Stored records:
━━━━

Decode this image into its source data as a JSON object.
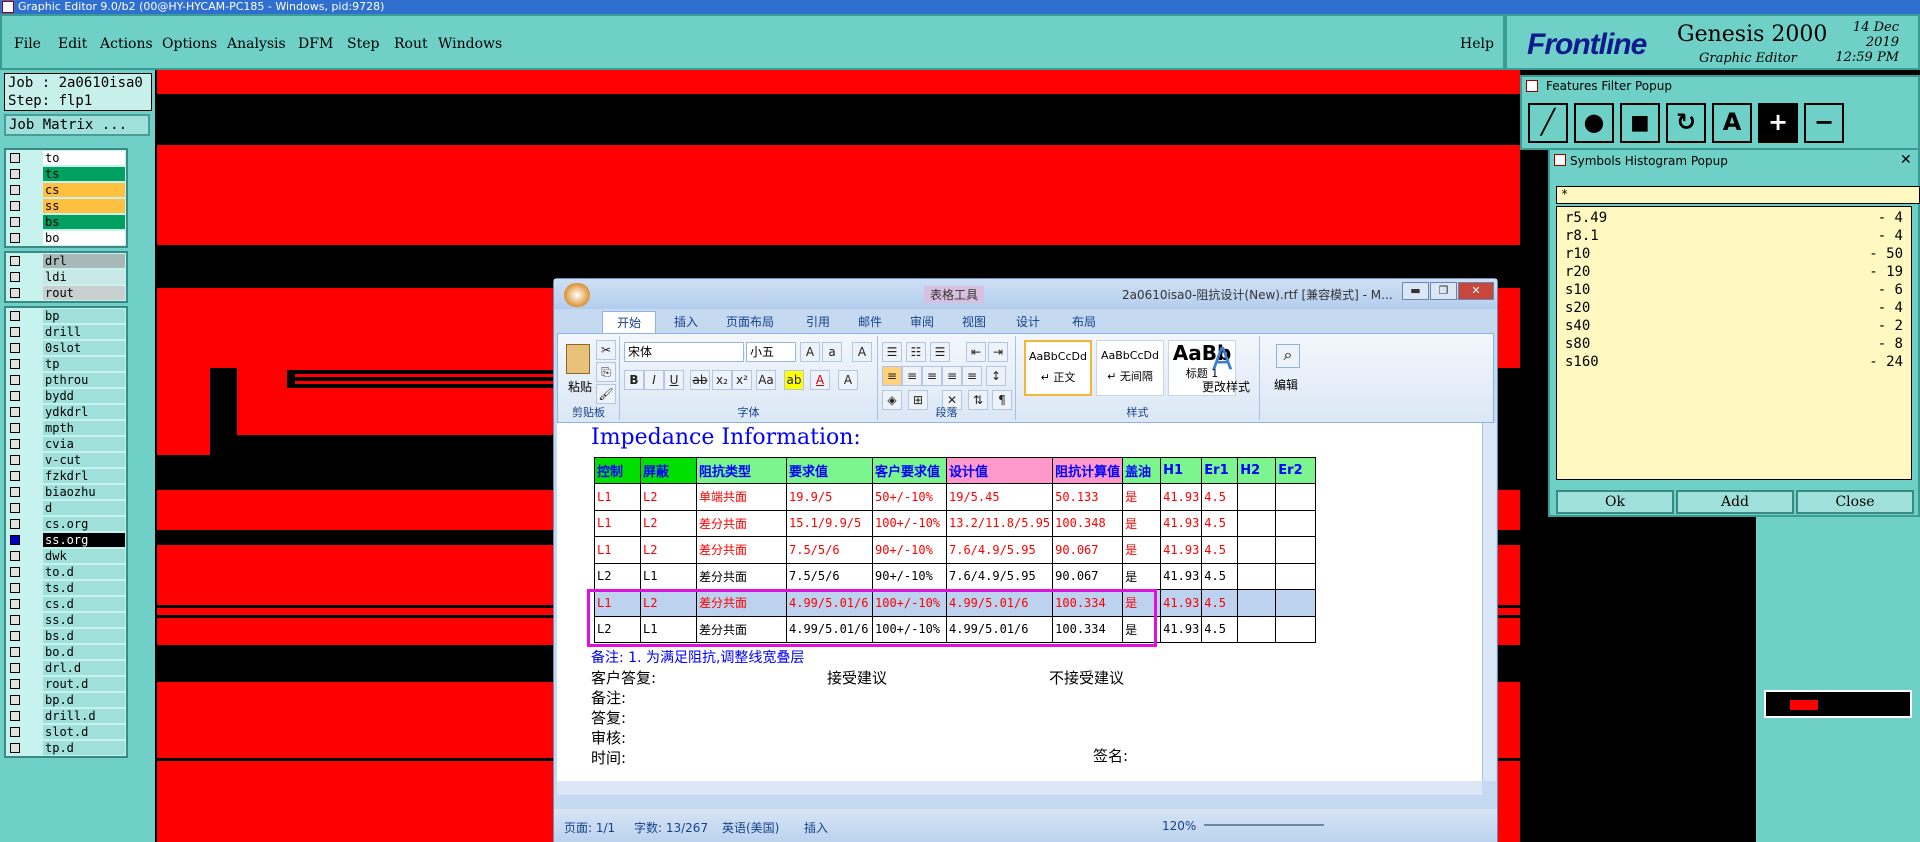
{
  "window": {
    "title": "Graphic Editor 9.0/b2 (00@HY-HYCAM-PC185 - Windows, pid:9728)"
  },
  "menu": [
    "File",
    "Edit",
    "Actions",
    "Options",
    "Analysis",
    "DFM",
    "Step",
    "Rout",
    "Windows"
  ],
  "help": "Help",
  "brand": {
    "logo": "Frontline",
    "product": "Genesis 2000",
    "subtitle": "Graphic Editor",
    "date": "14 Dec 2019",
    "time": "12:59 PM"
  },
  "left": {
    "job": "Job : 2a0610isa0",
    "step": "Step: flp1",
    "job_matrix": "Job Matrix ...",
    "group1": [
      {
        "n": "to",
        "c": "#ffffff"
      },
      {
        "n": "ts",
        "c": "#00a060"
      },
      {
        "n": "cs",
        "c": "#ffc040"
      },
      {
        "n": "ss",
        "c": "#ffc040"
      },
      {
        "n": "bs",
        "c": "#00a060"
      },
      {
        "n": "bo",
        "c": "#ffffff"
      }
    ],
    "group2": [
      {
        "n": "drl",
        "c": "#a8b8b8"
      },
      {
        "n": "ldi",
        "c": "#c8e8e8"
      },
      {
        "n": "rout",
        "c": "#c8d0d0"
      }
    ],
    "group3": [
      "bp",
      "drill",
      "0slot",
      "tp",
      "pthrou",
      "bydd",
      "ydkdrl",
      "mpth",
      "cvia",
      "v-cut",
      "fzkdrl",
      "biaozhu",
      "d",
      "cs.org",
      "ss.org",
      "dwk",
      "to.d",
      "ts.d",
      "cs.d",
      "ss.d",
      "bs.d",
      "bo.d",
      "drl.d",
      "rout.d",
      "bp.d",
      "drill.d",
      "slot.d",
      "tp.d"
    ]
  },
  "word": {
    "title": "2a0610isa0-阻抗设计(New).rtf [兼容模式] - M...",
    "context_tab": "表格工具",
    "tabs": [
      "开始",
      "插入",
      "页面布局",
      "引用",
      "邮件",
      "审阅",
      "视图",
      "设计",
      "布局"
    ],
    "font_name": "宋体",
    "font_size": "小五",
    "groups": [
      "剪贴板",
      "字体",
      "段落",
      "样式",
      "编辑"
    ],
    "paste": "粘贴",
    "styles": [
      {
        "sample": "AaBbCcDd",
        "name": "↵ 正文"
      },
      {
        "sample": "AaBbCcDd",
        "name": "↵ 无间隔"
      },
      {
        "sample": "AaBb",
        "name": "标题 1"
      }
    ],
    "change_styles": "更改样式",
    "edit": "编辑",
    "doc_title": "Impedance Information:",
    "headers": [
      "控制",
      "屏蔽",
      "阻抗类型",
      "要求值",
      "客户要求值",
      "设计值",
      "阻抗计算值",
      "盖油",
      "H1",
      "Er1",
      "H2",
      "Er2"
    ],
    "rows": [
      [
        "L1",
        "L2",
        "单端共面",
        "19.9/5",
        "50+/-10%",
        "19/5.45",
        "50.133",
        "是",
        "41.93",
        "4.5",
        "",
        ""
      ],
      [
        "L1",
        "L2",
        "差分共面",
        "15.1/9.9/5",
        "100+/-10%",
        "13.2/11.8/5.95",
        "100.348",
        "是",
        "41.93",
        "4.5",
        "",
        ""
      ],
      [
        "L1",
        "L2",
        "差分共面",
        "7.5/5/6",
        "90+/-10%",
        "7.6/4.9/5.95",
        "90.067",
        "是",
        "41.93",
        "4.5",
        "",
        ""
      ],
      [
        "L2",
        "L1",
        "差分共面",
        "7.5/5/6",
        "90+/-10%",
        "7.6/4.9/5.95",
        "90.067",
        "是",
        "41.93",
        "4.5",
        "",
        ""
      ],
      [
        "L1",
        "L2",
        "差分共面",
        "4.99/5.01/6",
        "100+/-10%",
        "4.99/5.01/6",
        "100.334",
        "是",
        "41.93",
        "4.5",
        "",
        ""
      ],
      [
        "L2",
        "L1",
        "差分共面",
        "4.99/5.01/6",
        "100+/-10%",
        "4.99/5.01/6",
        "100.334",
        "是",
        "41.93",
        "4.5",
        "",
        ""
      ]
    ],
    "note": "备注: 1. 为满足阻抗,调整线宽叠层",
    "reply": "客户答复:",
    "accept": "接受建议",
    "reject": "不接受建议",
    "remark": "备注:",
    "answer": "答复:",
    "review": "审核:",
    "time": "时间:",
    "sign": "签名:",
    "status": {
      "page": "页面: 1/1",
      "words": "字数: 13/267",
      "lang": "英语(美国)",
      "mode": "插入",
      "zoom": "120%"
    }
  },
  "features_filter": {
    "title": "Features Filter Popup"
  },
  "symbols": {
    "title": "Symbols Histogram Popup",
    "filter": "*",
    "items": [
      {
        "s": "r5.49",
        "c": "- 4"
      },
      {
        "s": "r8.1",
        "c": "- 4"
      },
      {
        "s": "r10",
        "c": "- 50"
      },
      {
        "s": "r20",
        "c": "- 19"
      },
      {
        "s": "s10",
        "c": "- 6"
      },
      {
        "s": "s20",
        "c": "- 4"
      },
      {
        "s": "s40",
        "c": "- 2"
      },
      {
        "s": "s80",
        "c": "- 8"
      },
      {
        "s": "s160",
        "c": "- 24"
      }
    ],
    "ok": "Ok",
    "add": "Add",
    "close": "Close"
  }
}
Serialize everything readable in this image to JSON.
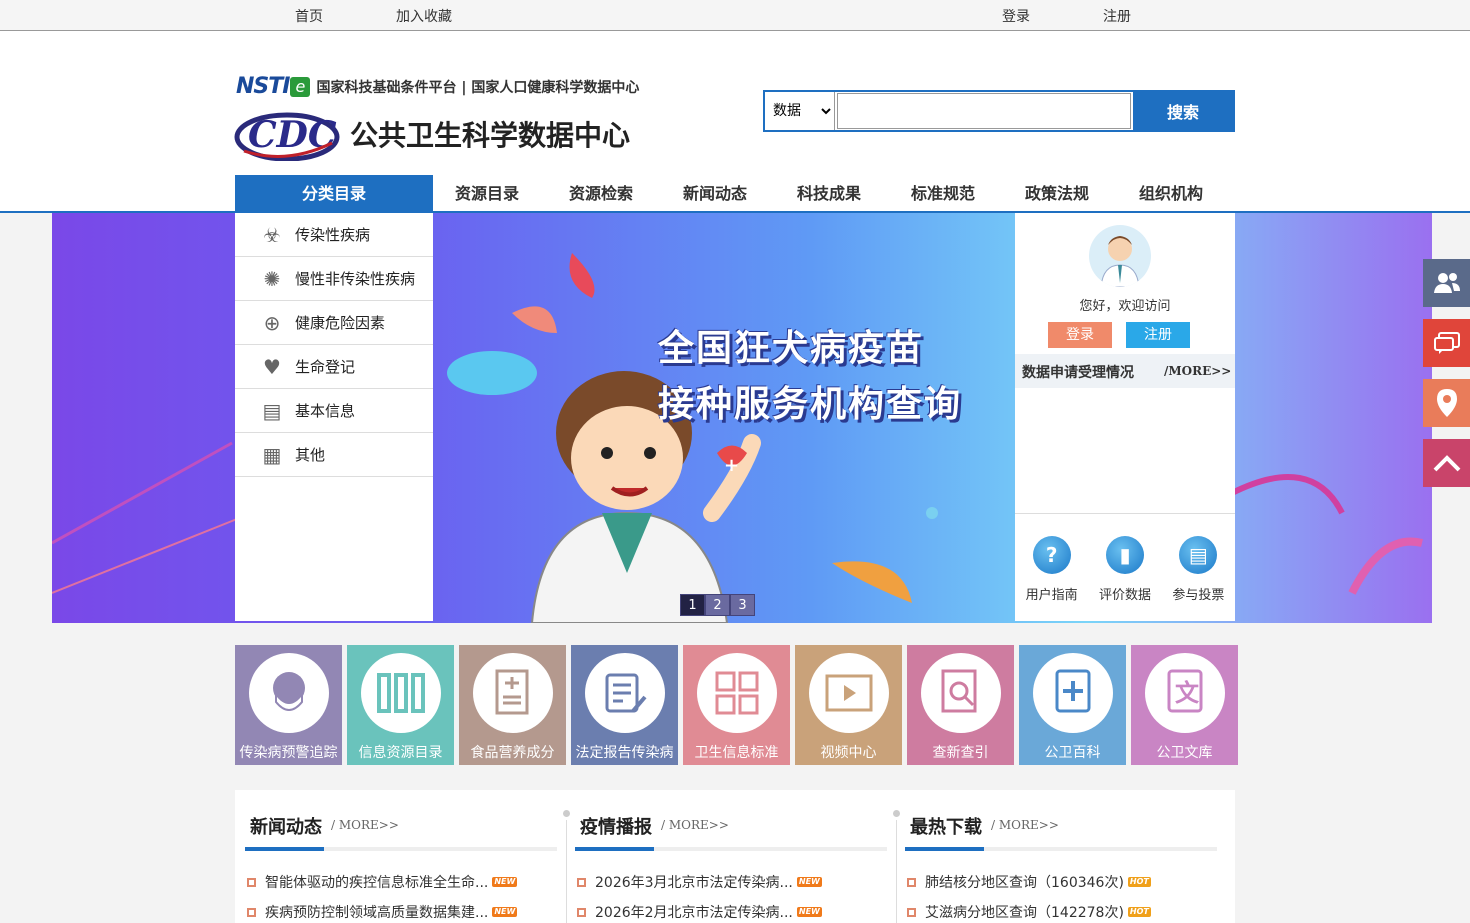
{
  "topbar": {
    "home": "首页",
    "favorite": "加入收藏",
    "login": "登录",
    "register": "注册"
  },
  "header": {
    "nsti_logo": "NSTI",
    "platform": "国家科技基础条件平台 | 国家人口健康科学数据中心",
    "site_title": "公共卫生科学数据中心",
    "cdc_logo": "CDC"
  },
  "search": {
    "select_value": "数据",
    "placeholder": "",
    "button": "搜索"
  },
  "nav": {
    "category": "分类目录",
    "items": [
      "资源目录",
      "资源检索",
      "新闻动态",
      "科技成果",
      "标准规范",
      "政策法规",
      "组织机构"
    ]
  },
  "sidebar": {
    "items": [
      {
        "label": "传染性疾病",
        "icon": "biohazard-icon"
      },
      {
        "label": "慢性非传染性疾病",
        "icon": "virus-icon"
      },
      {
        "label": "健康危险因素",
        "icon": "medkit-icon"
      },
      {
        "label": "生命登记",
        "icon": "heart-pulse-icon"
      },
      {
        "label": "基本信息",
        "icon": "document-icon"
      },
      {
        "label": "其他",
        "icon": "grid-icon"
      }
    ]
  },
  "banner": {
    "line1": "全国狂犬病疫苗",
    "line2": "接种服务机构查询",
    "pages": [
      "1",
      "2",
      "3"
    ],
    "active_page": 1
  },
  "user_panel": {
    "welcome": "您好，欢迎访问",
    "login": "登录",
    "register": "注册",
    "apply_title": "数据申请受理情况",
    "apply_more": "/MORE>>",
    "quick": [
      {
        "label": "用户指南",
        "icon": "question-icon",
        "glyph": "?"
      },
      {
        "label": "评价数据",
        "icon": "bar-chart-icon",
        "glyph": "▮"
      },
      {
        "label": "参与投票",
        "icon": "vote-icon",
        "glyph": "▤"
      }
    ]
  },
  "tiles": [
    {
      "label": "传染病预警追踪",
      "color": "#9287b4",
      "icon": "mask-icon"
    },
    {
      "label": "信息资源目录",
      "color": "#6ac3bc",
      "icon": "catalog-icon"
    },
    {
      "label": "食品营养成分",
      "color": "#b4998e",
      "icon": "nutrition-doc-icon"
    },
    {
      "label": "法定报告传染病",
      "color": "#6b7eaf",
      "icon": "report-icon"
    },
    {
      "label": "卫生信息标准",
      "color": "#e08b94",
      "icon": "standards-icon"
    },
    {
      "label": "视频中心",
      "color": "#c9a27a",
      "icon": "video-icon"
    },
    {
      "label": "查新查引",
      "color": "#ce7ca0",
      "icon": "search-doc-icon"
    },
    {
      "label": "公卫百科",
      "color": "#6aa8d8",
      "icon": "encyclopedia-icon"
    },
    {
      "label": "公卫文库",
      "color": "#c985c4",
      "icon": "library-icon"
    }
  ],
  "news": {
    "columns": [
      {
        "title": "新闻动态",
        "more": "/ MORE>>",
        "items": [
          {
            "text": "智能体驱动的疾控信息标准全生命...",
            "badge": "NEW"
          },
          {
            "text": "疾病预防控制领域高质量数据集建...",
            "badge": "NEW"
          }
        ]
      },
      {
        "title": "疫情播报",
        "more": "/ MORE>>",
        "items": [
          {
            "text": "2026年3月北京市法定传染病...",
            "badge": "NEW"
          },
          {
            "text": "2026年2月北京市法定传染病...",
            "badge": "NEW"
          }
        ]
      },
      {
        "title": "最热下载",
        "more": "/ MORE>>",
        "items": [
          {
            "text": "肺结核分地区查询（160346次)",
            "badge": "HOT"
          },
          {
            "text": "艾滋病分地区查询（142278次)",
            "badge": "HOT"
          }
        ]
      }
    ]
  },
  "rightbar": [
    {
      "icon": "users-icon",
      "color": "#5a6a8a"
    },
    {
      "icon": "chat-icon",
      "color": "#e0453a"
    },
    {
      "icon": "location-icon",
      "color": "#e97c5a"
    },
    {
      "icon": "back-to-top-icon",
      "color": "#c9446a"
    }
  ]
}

━━━━

▶ **PROMPT**:
Identify the lines in the entries that hold "image" and return each one.

▶ **WRITTEN REPLY**:
Decode this image into its source data as a JSON object.
Serialize everything readable in this image to JSON.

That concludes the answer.